-------- STUDY MATERIAL --------

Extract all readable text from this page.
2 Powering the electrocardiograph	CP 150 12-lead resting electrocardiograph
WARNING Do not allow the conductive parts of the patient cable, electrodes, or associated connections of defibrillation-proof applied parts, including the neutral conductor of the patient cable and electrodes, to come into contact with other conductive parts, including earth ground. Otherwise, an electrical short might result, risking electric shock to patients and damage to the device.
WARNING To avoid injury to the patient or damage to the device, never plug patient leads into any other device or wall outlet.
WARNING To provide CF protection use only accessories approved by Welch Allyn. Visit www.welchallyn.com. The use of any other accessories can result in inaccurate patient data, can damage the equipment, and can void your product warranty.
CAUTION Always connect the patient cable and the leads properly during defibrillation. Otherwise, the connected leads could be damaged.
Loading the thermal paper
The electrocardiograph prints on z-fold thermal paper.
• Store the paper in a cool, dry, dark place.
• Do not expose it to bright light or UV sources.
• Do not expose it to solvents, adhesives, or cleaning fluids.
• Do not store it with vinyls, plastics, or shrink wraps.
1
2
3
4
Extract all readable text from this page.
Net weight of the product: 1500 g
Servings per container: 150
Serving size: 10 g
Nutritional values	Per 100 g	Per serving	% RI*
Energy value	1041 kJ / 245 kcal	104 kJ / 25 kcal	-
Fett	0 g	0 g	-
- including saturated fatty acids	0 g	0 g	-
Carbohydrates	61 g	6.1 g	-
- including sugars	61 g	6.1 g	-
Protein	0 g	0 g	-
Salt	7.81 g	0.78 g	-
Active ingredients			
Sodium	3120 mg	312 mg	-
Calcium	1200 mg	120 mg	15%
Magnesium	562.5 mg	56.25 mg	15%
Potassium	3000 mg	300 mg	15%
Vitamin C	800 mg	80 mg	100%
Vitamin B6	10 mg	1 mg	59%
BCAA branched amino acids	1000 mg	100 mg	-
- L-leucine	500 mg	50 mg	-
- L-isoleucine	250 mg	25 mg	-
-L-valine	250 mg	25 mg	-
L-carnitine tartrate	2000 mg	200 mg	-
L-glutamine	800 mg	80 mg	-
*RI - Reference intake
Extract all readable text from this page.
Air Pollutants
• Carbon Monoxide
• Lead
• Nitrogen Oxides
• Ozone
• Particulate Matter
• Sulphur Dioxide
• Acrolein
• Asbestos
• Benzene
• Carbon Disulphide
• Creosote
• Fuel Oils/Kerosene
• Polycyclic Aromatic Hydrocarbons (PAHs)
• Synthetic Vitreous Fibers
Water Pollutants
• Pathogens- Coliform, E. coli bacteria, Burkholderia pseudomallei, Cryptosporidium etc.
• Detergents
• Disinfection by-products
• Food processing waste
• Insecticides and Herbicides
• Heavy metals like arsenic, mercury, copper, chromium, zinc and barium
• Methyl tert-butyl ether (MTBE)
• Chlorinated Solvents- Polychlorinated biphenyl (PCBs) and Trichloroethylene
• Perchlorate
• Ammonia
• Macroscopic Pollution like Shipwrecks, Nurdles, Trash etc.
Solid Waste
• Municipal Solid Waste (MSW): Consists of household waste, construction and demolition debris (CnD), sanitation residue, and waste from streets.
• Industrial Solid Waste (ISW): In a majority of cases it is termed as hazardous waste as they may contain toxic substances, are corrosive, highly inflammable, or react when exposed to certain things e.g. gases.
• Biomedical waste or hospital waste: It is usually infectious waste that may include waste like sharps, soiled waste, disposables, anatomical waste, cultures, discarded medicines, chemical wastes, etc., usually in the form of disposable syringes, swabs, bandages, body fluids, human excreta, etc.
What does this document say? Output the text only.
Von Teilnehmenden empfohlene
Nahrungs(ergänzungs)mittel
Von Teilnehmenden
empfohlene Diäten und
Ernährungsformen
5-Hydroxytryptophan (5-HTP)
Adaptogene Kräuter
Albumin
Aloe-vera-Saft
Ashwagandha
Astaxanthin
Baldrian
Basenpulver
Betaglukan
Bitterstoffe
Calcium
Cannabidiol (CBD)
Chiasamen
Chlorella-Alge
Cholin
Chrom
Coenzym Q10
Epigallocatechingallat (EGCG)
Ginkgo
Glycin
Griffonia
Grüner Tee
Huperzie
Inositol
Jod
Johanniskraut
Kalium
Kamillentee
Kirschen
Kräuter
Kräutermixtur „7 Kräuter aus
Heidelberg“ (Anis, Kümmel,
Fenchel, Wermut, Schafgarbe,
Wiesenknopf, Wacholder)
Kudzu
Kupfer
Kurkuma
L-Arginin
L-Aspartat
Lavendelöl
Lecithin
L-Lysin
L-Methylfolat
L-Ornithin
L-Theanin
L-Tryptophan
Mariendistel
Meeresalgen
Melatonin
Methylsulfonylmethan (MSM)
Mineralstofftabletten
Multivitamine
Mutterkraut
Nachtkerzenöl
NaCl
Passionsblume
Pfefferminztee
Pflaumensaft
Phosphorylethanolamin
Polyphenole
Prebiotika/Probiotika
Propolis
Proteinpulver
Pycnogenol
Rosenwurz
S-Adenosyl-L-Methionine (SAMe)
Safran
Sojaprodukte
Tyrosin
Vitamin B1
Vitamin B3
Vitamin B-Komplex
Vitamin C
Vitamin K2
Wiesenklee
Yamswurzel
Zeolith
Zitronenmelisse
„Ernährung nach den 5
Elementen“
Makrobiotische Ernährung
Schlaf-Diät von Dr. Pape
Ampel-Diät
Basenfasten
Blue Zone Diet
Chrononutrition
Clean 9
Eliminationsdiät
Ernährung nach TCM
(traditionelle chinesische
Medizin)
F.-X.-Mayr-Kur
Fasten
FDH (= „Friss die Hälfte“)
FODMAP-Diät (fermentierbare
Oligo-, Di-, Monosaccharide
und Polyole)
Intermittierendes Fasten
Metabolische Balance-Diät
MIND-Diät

--------

The records must be given again in full, exactly as shown.

## TASK SOLUTION
Extract all readable text from this page.
2 Powering the electrocardiograph	CP 150 12-lead resting electrocardiograph
WARNING Do not allow the conductive parts of the patient cable, electrodes, or associated connections of defibrillation-proof applied parts, including the neutral conductor of the patient cable and electrodes, to come into contact with other conductive parts, including earth ground. Otherwise, an electrical short might result, risking electric shock to patients and damage to the device.
WARNING To avoid injury to the patient or damage to the device, never plug patient leads into any other device or wall outlet.
WARNING To provide CF protection use only accessories approved by Welch Allyn. Visit www.welchallyn.com. The use of any other accessories can result in inaccurate patient data, can damage the equipment, and can void your product warranty.
CAUTION Always connect the patient cable and the leads properly during defibrillation. Otherwise, the connected leads could be damaged.
Loading the thermal paper
The electrocardiograph prints on z-fold thermal paper.
• Store the paper in a cool, dry, dark place.
• Do not expose it to bright light or UV sources.
• Do not expose it to solvents, adhesives, or cleaning fluids.
• Do not store it with vinyls, plastics, or shrink wraps.
1
2
3
4
Extract all readable text from this page.
Net weight of the product: 1500 g
Servings per container: 150
Serving size: 10 g
Nutritional values	Per 100 g	Per serving	% RI*
Energy value	1041 kJ / 245 kcal	104 kJ / 25 kcal	-
Fett	0 g	0 g	-
- including saturated fatty acids	0 g	0 g	-
Carbohydrates	61 g	6.1 g	-
- including sugars	61 g	6.1 g	-
Protein	0 g	0 g	-
Salt	7.81 g	0.78 g	-
Active ingredients			
Sodium	3120 mg	312 mg	-
Calcium	1200 mg	120 mg	15%
Magnesium	562.5 mg	56.25 mg	15%
Potassium	3000 mg	300 mg	15%
Vitamin C	800 mg	80 mg	100%
Vitamin B6	10 mg	1 mg	59%
BCAA branched amino acids	1000 mg	100 mg	-
- L-leucine	500 mg	50 mg	-
- L-isoleucine	250 mg	25 mg	-
-L-valine	250 mg	25 mg	-
L-carnitine tartrate	2000 mg	200 mg	-
L-glutamine	800 mg	80 mg	-
*RI - Reference intake
Extract all readable text from this page.
Air Pollutants
• Carbon Monoxide
• Lead
• Nitrogen Oxides
• Ozone
• Particulate Matter
• Sulphur Dioxide
• Acrolein
• Asbestos
• Benzene
• Carbon Disulphide
• Creosote
• Fuel Oils/Kerosene
• Polycyclic Aromatic Hydrocarbons (PAHs)
• Synthetic Vitreous Fibers
Water Pollutants
• Pathogens- Coliform, E. coli bacteria, Burkholderia pseudomallei, Cryptosporidium etc.
• Detergents
• Disinfection by-products
• Food processing waste
• Insecticides and Herbicides
• Heavy metals like arsenic, mercury, copper, chromium, zinc and barium
• Methyl tert-butyl ether (MTBE)
• Chlorinated Solvents- Polychlorinated biphenyl (PCBs) and Trichloroethylene
• Perchlorate
• Ammonia
• Macroscopic Pollution like Shipwrecks, Nurdles, Trash etc.
Solid Waste
• Municipal Solid Waste (MSW): Consists of household waste, construction and demolition debris (CnD), sanitation residue, and waste from streets.
• Industrial Solid Waste (ISW): In a majority of cases it is termed as hazardous waste as they may contain toxic substances, are corrosive, highly inflammable, or react when exposed to certain things e.g. gases.
• Biomedical waste or hospital waste: It is usually infectious waste that may include waste like sharps, soiled waste, disposables, anatomical waste, cultures, discarded medicines, chemical wastes, etc., usually in the form of disposable syringes, swabs, bandages, body fluids, human excreta, etc.
What does this document say? Output the text only.
Von Teilnehmenden empfohlene
Nahrungs(ergänzungs)mittel
Von Teilnehmenden
empfohlene Diäten und
Ernährungsformen
5-Hydroxytryptophan (5-HTP)
Adaptogene Kräuter
Albumin
Aloe-vera-Saft
Ashwagandha
Astaxanthin
Baldrian
Basenpulver
Betaglukan
Bitterstoffe
Calcium
Cannabidiol (CBD)
Chiasamen
Chlorella-Alge
Cholin
Chrom
Coenzym Q10
Epigallocatechingallat (EGCG)
Ginkgo
Glycin
Griffonia
Grüner Tee
Huperzie
Inositol
Jod
Johanniskraut
Kalium
Kamillentee
Kirschen
Kräuter
Kräutermixtur „7 Kräuter aus
Heidelberg“ (Anis, Kümmel,
Fenchel, Wermut, Schafgarbe,
Wiesenknopf, Wacholder)
Kudzu
Kupfer
Kurkuma
L-Arginin
L-Aspartat
Lavendelöl
Lecithin
L-Lysin
L-Methylfolat
L-Ornithin
L-Theanin
L-Tryptophan
Mariendistel
Meeresalgen
Melatonin
Methylsulfonylmethan (MSM)
Mineralstofftabletten
Multivitamine
Mutterkraut
Nachtkerzenöl
NaCl
Passionsblume
Pfefferminztee
Pflaumensaft
Phosphorylethanolamin
Polyphenole
Prebiotika/Probiotika
Propolis
Proteinpulver
Pycnogenol
Rosenwurz
S-Adenosyl-L-Methionine (SAMe)
Safran
Sojaprodukte
Tyrosin
Vitamin B1
Vitamin B3
Vitamin B-Komplex
Vitamin C
Vitamin K2
Wiesenklee
Yamswurzel
Zeolith
Zitronenmelisse
„Ernährung nach den 5
Elementen“
Makrobiotische Ernährung
Schlaf-Diät von Dr. Pape
Ampel-Diät
Basenfasten
Blue Zone Diet
Chrononutrition
Clean 9
Eliminationsdiät
Ernährung nach TCM
(traditionelle chinesische
Medizin)
F.-X.-Mayr-Kur
Fasten
FDH (= „Friss die Hälfte“)
FODMAP-Diät (fermentierbare
Oligo-, Di-, Monosaccharide
und Polyole)
Intermittierendes Fasten
Metabolische Balance-Diät
MIND-Diät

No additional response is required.